───── Supplied entries ─────

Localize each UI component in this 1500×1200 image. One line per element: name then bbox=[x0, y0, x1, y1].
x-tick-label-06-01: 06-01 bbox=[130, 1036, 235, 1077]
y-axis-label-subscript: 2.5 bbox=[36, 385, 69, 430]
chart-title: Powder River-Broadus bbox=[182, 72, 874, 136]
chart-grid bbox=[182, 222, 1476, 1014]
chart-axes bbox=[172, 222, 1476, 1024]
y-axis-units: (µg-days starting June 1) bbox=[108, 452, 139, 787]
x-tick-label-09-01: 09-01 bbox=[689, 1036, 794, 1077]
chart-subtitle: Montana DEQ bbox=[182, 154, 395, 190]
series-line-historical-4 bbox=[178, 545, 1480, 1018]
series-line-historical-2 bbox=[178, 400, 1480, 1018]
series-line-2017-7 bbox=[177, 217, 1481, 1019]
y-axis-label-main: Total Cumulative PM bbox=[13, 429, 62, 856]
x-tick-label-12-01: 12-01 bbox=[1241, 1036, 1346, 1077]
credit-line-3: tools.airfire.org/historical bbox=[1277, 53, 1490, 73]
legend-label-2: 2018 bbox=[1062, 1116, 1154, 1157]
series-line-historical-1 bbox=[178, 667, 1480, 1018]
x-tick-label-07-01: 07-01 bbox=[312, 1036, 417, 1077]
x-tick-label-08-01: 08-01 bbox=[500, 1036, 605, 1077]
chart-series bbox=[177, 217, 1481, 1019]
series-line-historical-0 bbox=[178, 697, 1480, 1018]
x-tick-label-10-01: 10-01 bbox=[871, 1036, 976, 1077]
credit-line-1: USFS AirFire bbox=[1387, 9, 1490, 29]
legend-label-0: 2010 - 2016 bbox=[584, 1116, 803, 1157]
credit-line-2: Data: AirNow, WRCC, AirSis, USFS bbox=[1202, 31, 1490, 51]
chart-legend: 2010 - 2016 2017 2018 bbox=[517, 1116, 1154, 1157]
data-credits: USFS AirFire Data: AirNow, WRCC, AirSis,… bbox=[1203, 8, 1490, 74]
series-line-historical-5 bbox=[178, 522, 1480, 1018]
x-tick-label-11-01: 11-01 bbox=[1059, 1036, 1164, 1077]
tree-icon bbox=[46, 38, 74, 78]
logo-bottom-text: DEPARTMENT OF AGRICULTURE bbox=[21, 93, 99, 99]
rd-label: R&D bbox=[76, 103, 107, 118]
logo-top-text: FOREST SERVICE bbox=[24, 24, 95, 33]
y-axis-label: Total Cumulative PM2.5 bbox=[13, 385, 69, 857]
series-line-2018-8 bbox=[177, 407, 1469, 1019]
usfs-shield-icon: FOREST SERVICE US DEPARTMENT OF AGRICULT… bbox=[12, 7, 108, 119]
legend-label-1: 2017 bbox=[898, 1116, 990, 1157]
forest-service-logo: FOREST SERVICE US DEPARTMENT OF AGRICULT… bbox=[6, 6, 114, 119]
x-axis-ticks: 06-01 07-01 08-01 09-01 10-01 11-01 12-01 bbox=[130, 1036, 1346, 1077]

─────

Short task » Please pick out every line in the records above that contains the string "series" and copy those lines. Case counts.

Finished exercise »
series-line-historical-4 bbox=[178, 545, 1480, 1018]
series-line-historical-2 bbox=[178, 400, 1480, 1018]
series-line-2017-7 bbox=[177, 217, 1481, 1019]
series-line-historical-1 bbox=[178, 667, 1480, 1018]
chart-series bbox=[177, 217, 1481, 1019]
series-line-historical-0 bbox=[178, 697, 1480, 1018]
series-line-historical-5 bbox=[178, 522, 1480, 1018]
series-line-2018-8 bbox=[177, 407, 1469, 1019]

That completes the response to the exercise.